*Given problem:*
Print out each entry below exactly, please.

*Excerpted records:*
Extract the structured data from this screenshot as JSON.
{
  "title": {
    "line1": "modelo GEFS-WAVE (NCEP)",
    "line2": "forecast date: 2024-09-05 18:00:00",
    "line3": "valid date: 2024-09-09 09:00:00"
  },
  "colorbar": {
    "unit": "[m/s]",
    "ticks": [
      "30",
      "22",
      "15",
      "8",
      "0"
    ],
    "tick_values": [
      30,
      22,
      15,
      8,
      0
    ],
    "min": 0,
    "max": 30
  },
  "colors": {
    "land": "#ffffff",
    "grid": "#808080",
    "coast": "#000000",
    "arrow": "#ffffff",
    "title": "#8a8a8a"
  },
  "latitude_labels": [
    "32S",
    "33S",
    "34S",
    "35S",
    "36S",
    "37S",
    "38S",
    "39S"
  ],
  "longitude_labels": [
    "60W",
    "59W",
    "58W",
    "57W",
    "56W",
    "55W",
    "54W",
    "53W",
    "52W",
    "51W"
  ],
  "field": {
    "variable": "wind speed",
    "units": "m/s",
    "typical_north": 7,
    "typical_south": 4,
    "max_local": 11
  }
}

*Solution to the problem:*
Extract the structured data from this screenshot as JSON.
{
  "title": {
    "line1": "modelo GEFS-WAVE (NCEP)",
    "line2": "forecast date: 2024-09-05 18:00:00",
    "line3": "valid date: 2024-09-09 09:00:00"
  },
  "colorbar": {
    "unit": "[m/s]",
    "ticks": [
      "30",
      "22",
      "15",
      "8",
      "0"
    ],
    "tick_values": [
      30,
      22,
      15,
      8,
      0
    ],
    "min": 0,
    "max": 30
  },
  "colors": {
    "land": "#ffffff",
    "grid": "#808080",
    "coast": "#000000",
    "arrow": "#ffffff",
    "title": "#8a8a8a"
  },
  "latitude_labels": [
    "32S",
    "33S",
    "34S",
    "35S",
    "36S",
    "37S",
    "38S",
    "39S"
  ],
  "longitude_labels": [
    "60W",
    "59W",
    "58W",
    "57W",
    "56W",
    "55W",
    "54W",
    "53W",
    "52W",
    "51W"
  ],
  "field": {
    "variable": "wind speed",
    "units": "m/s",
    "typical_north": 7,
    "typical_south": 4,
    "max_local": 11
  }
}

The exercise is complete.